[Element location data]
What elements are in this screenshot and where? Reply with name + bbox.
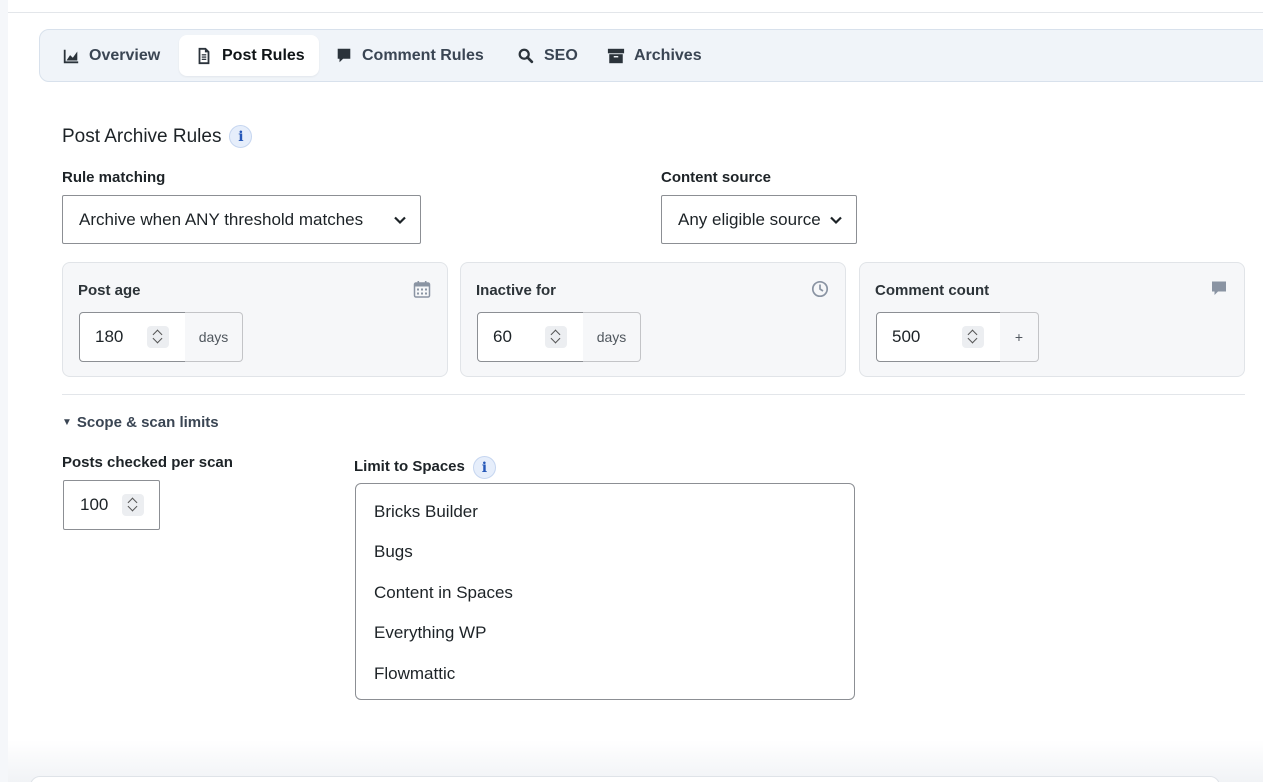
content-source-value: Any eligible source <box>678 209 821 229</box>
comment-count-input[interactable]: 500 <box>876 312 1001 362</box>
tab-label: Comment Rules <box>362 46 484 64</box>
document-icon <box>198 47 210 64</box>
triangle-down-icon: ▼ <box>62 417 72 428</box>
post-age-unit: days <box>185 312 243 362</box>
rule-matching-label: Rule matching <box>62 169 166 186</box>
limit-spaces-header: Limit to Spaces i <box>354 454 496 479</box>
inactive-for-title: Inactive for <box>476 282 557 299</box>
list-item[interactable]: Bugs <box>374 542 413 562</box>
inactive-for-card: Inactive for 60 days <box>460 262 846 377</box>
post-age-card: Post age 180 days <box>62 262 448 377</box>
comment-icon <box>337 48 351 62</box>
inactive-for-input[interactable]: 60 <box>477 312 584 362</box>
rule-matching-value: Archive when ANY threshold matches <box>79 209 364 229</box>
post-age-input[interactable]: 180 <box>79 312 186 362</box>
clock-icon <box>811 280 829 298</box>
page-title: Post Archive Rules <box>62 125 222 147</box>
scope-toggle[interactable]: ▼ Scope & scan limits <box>62 414 219 431</box>
content-source-select[interactable]: Any eligible source <box>661 195 857 244</box>
tab-label: Overview <box>89 46 161 64</box>
archive-box-icon <box>607 48 625 63</box>
limit-spaces-label: Limit to Spaces <box>354 458 465 475</box>
chevron-down-icon <box>394 216 406 225</box>
tab-comment-rules[interactable]: Comment Rules <box>319 35 498 76</box>
comment-count-stepper[interactable] <box>962 326 984 348</box>
list-item[interactable]: Everything WP <box>374 623 486 643</box>
chart-area-icon <box>63 49 79 63</box>
list-item[interactable]: Content in Spaces <box>374 583 513 603</box>
spaces-listbox[interactable]: Bricks Builder Bugs Content in Spaces Ev… <box>355 483 855 700</box>
rule-matching-select[interactable]: Archive when ANY threshold matches <box>62 195 421 244</box>
section-header: Post Archive Rules i <box>62 125 253 148</box>
top-bar <box>8 0 1263 13</box>
comment-count-unit: + <box>1000 312 1039 362</box>
tab-bar: Overview Post Rules Comment Rules SEO Ar… <box>39 29 1263 82</box>
comment-icon <box>1212 281 1226 295</box>
post-age-stepper[interactable] <box>147 326 169 348</box>
list-item[interactable]: Bricks Builder <box>374 502 478 522</box>
info-icon[interactable]: i <box>229 125 253 148</box>
scope-toggle-label: Scope & scan limits <box>76 414 219 431</box>
tab-overview[interactable]: Overview <box>46 35 174 76</box>
content-source-label: Content source <box>661 169 772 186</box>
tab-post-rules[interactable]: Post Rules <box>179 35 319 76</box>
inactive-for-unit: days <box>583 312 641 362</box>
post-age-title: Post age <box>78 282 141 299</box>
inactive-for-stepper[interactable] <box>545 326 567 348</box>
chevron-down-icon <box>830 216 842 225</box>
posts-per-scan-label: Posts checked per scan <box>62 454 233 471</box>
tab-label: SEO <box>544 46 578 64</box>
info-icon[interactable]: i <box>472 456 496 479</box>
posts-per-scan-value: 100 <box>80 495 109 514</box>
post-age-value: 180 <box>95 327 124 346</box>
tab-label: Post Rules <box>222 46 305 64</box>
search-icon <box>518 48 534 63</box>
posts-per-scan-input[interactable]: 100 <box>63 480 160 530</box>
tab-label: Archives <box>634 46 702 64</box>
posts-per-scan-stepper[interactable] <box>122 494 144 516</box>
inactive-for-value: 60 <box>493 327 512 346</box>
divider <box>62 394 1245 395</box>
calendar-icon <box>413 281 431 298</box>
comment-count-card: Comment count 500 + <box>859 262 1245 377</box>
list-item[interactable]: Flowmattic <box>374 664 455 684</box>
comment-count-title: Comment count <box>875 282 990 299</box>
comment-count-value: 500 <box>892 327 921 346</box>
tab-archives[interactable]: Archives <box>591 35 716 76</box>
next-panel <box>30 776 1220 782</box>
tab-seo[interactable]: SEO <box>501 35 592 76</box>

▶ [What is required] Print out all of the entries above word for word, leaving out any pictures.

▶ [Finished answer]
What elements are in this screenshot and where? Reply with name + bbox.
content-source-value: Any eligible source <box>678 209 821 229</box>
comment-count-input[interactable]: 500 <box>876 312 1001 362</box>
tab-label: Comment Rules <box>362 46 484 64</box>
document-icon <box>198 47 210 64</box>
triangle-down-icon: ▼ <box>62 417 72 428</box>
post-age-unit: days <box>185 312 243 362</box>
rule-matching-label: Rule matching <box>62 169 166 186</box>
limit-spaces-header: Limit to Spaces i <box>354 454 496 479</box>
inactive-for-title: Inactive for <box>476 282 557 299</box>
list-item[interactable]: Bugs <box>374 542 413 562</box>
inactive-for-card: Inactive for 60 days <box>460 262 846 377</box>
post-age-card: Post age 180 days <box>62 262 448 377</box>
comment-icon <box>337 48 351 62</box>
inactive-for-input[interactable]: 60 <box>477 312 584 362</box>
rule-matching-value: Archive when ANY threshold matches <box>79 209 364 229</box>
post-age-input[interactable]: 180 <box>79 312 186 362</box>
clock-icon <box>811 280 829 298</box>
page-title: Post Archive Rules <box>62 125 222 147</box>
scope-toggle[interactable]: ▼ Scope & scan limits <box>62 414 219 431</box>
content-source-select[interactable]: Any eligible source <box>661 195 857 244</box>
tab-label: Overview <box>89 46 161 64</box>
archive-box-icon <box>607 48 625 63</box>
limit-spaces-label: Limit to Spaces <box>354 458 465 475</box>
chevron-down-icon <box>394 216 406 225</box>
tab-comment-rules[interactable]: Comment Rules <box>319 35 498 76</box>
comment-count-stepper[interactable] <box>962 326 984 348</box>
list-item[interactable]: Everything WP <box>374 623 486 643</box>
chart-area-icon <box>63 49 79 63</box>
list-item[interactable]: Content in Spaces <box>374 583 513 603</box>
spaces-listbox[interactable]: Bricks Builder Bugs Content in Spaces Ev… <box>355 483 855 700</box>
rule-matching-select[interactable]: Archive when ANY threshold matches <box>62 195 421 244</box>
section-header: Post Archive Rules i <box>62 125 253 148</box>
top-bar <box>8 0 1263 13</box>
comment-count-unit: + <box>1000 312 1039 362</box>
tab-bar: Overview Post Rules Comment Rules SEO Ar… <box>39 29 1263 82</box>
comment-icon <box>1212 281 1226 295</box>
post-age-stepper[interactable] <box>147 326 169 348</box>
list-item[interactable]: Bricks Builder <box>374 502 478 522</box>
info-icon[interactable]: i <box>229 125 253 148</box>
scope-toggle-label: Scope & scan limits <box>76 414 219 431</box>
tab-overview[interactable]: Overview <box>46 35 174 76</box>
content-source-label: Content source <box>661 169 772 186</box>
tab-post-rules[interactable]: Post Rules <box>179 35 319 76</box>
inactive-for-unit: days <box>583 312 641 362</box>
post-age-title: Post age <box>78 282 141 299</box>
inactive-for-stepper[interactable] <box>545 326 567 348</box>
chevron-down-icon <box>830 216 842 225</box>
posts-per-scan-label: Posts checked per scan <box>62 454 233 471</box>
tab-label: SEO <box>544 46 578 64</box>
info-icon[interactable]: i <box>472 456 496 479</box>
posts-per-scan-value: 100 <box>80 495 109 514</box>
post-age-value: 180 <box>95 327 124 346</box>
tab-label: Post Rules <box>222 46 305 64</box>
search-icon <box>518 48 534 63</box>
posts-per-scan-input[interactable]: 100 <box>63 480 160 530</box>
tab-label: Archives <box>634 46 702 64</box>
posts-per-scan-stepper[interactable] <box>122 494 144 516</box>
inactive-for-value: 60 <box>493 327 512 346</box>
divider <box>62 394 1245 395</box>
calendar-icon <box>413 281 431 298</box>
comment-count-card: Comment count 500 + <box>859 262 1245 377</box>
list-item[interactable]: Flowmattic <box>374 664 455 684</box>
comment-count-title: Comment count <box>875 282 990 299</box>
comment-count-value: 500 <box>892 327 921 346</box>
tab-archives[interactable]: Archives <box>591 35 716 76</box>
next-panel <box>30 776 1220 782</box>
tab-seo[interactable]: SEO <box>501 35 592 76</box>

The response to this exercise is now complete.